Stated exercise: Every line below that contains "earnings" is to be copied.

[Records that describe figures]
..............................

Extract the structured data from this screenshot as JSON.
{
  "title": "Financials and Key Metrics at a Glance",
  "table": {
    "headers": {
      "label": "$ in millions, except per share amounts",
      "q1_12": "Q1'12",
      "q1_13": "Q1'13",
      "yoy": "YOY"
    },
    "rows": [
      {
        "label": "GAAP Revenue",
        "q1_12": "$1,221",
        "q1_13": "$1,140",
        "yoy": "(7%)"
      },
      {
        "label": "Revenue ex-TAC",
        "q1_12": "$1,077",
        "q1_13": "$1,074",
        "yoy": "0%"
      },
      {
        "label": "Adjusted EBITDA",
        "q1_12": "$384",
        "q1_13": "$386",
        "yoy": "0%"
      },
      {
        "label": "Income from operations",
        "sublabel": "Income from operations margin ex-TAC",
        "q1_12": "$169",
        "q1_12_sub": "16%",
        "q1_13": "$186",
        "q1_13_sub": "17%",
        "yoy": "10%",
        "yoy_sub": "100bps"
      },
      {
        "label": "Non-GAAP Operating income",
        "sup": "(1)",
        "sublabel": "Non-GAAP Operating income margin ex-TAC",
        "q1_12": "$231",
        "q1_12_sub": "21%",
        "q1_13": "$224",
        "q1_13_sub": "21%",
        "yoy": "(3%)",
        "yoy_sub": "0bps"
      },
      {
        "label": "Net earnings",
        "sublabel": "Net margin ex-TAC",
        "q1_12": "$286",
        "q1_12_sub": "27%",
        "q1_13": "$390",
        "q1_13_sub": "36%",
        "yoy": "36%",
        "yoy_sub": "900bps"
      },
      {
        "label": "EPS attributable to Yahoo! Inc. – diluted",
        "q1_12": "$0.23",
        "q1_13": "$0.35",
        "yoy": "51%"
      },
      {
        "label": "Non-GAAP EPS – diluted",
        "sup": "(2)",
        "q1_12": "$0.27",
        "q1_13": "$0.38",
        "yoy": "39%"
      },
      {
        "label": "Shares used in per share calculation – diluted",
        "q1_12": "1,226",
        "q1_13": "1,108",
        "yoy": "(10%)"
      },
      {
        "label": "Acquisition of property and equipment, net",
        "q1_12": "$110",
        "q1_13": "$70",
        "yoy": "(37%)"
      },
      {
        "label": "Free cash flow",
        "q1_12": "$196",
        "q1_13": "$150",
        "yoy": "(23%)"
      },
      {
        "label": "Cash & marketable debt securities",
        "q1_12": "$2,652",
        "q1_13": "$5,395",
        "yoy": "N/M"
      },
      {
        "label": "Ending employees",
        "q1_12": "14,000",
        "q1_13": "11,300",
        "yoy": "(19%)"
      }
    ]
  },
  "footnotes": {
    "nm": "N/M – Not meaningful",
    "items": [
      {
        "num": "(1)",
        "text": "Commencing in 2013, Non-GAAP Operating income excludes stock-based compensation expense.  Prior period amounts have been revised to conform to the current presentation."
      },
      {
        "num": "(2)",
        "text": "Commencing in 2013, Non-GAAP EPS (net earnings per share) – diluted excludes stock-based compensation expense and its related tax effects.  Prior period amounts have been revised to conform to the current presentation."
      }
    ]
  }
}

..............................

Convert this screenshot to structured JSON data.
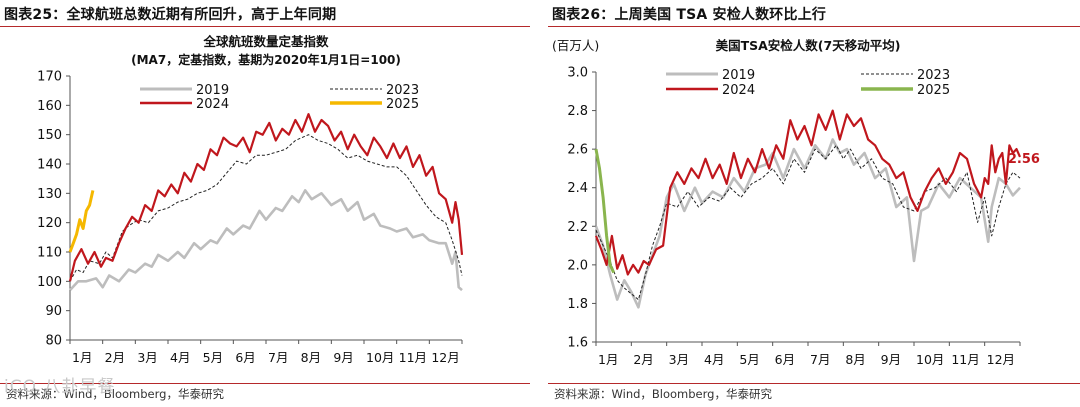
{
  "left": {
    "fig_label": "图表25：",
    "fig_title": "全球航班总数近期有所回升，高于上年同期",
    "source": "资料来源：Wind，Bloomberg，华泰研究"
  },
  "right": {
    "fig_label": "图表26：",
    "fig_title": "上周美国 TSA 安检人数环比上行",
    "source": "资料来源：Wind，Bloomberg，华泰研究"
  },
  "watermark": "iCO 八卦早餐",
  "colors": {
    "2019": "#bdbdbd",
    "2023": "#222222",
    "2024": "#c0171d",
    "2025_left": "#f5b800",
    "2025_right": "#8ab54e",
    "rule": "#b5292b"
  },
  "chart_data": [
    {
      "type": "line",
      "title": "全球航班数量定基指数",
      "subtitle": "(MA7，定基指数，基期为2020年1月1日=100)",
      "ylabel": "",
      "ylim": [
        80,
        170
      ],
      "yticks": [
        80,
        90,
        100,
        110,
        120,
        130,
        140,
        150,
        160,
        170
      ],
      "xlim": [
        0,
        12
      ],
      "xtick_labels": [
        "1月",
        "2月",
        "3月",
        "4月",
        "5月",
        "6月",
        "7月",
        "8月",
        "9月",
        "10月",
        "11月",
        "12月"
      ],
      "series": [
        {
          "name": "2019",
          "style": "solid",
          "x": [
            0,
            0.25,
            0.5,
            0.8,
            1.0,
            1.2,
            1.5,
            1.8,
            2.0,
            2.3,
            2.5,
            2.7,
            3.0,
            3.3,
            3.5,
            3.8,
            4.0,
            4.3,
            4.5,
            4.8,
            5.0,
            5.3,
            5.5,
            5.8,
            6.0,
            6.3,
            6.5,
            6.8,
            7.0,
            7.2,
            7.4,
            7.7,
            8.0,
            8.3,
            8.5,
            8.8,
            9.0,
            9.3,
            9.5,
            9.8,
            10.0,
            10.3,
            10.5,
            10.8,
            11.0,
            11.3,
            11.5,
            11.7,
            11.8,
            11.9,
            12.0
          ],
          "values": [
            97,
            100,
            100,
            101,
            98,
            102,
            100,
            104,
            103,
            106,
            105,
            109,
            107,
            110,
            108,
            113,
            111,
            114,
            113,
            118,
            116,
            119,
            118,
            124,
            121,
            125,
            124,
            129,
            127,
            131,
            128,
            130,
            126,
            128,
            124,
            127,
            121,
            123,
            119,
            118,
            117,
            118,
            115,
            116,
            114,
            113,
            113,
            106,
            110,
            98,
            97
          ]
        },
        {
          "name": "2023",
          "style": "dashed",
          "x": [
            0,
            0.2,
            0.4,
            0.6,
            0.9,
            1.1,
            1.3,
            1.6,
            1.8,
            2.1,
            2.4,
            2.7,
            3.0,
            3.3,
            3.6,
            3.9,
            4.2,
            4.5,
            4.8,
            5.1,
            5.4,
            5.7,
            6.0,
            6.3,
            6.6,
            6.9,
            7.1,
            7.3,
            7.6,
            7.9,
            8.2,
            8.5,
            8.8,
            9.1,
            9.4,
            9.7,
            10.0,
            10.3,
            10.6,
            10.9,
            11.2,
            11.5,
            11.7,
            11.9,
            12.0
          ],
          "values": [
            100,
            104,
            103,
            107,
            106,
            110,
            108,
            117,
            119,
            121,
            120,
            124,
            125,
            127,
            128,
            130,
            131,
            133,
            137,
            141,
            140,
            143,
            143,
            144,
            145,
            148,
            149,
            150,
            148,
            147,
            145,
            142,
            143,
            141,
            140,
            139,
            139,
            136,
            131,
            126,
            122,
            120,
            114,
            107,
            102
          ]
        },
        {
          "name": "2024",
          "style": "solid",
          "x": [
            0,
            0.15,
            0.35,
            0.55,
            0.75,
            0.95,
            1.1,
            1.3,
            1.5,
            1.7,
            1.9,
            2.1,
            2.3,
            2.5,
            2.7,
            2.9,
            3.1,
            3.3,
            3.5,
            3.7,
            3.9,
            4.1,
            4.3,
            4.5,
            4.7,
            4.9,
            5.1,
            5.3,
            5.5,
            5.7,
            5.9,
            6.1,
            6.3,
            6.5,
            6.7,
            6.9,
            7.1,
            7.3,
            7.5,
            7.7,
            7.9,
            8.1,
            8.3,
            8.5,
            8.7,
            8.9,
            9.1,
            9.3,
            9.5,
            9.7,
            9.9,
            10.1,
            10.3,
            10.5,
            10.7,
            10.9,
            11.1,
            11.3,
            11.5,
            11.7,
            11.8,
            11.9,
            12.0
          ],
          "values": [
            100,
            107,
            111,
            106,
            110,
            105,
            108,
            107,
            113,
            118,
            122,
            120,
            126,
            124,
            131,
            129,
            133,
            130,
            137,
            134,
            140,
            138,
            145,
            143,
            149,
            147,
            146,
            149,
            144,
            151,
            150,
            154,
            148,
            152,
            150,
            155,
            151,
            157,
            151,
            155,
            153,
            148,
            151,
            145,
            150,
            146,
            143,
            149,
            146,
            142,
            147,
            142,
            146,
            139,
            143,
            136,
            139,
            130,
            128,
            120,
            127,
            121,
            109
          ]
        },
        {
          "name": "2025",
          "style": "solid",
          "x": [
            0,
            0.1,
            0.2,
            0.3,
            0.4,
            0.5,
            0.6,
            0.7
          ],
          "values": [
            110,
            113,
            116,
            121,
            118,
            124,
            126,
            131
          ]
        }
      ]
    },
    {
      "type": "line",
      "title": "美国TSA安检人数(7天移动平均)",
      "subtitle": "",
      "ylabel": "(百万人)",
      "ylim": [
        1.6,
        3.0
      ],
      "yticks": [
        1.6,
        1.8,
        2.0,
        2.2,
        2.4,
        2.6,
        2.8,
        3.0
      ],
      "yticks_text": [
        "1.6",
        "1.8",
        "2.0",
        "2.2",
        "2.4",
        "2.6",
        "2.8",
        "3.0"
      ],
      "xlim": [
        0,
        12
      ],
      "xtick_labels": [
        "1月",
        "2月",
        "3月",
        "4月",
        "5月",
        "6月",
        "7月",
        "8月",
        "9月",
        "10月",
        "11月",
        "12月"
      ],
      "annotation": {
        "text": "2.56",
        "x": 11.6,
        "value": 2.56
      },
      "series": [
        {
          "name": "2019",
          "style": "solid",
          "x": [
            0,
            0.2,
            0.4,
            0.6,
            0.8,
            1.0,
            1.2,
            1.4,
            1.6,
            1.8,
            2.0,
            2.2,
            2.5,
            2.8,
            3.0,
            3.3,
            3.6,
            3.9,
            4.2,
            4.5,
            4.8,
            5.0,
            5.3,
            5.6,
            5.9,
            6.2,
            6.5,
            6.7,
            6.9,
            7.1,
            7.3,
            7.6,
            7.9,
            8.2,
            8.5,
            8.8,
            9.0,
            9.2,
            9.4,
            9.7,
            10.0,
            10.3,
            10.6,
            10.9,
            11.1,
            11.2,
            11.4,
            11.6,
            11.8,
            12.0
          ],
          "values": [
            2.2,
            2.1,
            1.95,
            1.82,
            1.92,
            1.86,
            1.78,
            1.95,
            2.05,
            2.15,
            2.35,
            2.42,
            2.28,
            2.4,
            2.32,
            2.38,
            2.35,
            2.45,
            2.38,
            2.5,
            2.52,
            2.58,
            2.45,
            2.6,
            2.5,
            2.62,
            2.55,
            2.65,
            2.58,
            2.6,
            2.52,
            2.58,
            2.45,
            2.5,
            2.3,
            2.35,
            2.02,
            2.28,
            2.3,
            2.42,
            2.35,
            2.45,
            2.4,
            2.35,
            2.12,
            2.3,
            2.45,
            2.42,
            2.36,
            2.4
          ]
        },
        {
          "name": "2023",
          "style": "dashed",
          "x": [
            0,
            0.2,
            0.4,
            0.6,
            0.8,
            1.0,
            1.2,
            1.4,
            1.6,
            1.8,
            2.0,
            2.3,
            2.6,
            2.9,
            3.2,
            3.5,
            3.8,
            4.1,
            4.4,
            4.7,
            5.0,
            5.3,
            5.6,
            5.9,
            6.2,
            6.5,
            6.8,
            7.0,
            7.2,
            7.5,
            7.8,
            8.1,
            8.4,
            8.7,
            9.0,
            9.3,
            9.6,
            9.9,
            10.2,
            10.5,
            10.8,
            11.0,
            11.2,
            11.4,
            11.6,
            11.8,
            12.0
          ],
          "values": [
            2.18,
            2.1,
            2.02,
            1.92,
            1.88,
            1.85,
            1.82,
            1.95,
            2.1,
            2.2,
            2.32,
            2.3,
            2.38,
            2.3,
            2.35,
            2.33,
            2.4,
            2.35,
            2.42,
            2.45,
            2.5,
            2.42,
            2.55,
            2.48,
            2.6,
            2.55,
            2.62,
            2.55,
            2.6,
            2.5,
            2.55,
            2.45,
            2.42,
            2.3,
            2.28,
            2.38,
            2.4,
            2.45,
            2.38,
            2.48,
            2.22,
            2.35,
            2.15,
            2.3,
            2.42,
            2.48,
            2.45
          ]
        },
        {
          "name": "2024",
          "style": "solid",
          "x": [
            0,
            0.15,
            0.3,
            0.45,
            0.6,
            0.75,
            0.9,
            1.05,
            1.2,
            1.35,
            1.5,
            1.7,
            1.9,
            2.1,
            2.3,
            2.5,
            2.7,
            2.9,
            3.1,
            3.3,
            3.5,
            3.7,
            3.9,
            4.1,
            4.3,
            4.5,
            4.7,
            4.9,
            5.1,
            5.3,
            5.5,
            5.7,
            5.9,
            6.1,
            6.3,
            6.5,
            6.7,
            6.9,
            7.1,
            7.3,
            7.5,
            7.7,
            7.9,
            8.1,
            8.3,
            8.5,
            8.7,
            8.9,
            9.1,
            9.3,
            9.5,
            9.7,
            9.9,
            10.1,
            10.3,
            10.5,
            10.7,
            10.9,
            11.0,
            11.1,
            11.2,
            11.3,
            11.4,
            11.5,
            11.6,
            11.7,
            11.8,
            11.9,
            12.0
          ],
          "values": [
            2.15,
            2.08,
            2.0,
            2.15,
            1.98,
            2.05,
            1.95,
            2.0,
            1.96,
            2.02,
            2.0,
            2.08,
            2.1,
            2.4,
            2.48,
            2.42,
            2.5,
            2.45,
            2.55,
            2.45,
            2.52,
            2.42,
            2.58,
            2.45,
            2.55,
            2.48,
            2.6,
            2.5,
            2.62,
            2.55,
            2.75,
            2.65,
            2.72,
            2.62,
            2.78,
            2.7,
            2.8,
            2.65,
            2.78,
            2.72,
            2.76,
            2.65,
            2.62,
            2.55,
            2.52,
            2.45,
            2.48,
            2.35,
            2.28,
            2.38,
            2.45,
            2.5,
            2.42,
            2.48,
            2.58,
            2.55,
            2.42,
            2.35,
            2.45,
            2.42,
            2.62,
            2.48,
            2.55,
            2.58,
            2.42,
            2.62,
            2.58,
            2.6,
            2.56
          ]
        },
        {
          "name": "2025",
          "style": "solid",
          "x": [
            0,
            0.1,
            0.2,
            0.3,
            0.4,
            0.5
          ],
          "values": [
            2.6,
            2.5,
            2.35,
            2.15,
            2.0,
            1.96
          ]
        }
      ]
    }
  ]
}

..............................

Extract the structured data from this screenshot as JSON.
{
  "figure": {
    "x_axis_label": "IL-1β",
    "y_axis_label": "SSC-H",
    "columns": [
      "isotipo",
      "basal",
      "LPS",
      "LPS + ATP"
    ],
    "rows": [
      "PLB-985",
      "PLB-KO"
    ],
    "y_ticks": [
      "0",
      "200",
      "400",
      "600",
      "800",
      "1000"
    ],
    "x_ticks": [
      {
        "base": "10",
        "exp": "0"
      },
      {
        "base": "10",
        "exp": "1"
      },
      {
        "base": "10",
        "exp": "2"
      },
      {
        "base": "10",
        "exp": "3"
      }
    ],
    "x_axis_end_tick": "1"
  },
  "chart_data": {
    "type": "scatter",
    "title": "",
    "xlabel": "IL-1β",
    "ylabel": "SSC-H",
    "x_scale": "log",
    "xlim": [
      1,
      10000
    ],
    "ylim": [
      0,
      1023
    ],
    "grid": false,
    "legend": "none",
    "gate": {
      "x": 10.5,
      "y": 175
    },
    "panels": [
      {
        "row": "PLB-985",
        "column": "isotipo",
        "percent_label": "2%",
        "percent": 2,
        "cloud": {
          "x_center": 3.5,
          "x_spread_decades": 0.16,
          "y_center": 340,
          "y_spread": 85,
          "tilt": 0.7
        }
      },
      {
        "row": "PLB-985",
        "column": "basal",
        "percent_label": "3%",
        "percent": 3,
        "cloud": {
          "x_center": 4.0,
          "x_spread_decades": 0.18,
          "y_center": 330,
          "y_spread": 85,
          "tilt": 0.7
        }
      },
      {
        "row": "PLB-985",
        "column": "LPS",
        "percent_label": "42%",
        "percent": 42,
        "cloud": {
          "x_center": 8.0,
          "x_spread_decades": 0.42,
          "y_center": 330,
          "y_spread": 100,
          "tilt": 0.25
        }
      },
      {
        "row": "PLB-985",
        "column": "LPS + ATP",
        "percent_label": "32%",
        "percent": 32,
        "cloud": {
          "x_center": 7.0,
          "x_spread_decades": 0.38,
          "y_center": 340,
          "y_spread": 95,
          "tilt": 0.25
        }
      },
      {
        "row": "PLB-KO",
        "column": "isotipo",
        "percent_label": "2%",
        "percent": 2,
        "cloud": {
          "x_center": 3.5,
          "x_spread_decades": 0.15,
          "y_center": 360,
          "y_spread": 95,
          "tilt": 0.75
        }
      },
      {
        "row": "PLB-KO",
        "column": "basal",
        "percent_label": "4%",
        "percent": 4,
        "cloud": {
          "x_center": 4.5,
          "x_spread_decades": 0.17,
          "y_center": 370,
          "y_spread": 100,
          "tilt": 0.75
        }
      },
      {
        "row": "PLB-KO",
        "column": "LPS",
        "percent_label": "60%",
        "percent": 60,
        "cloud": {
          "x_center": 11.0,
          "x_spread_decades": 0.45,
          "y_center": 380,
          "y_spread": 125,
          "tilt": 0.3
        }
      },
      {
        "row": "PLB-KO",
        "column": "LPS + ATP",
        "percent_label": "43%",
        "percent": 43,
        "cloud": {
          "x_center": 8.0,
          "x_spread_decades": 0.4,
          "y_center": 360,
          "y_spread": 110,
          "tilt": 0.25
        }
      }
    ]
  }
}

..............................

Finished task:
        "label": "Net earnings",
        "text": "Commencing in 2013, Non-GAAP EPS (net earnings per share) – diluted excludes stock-based compensation expense and its related tax effects.  Prior period amounts have been revised to conform to the current presentation."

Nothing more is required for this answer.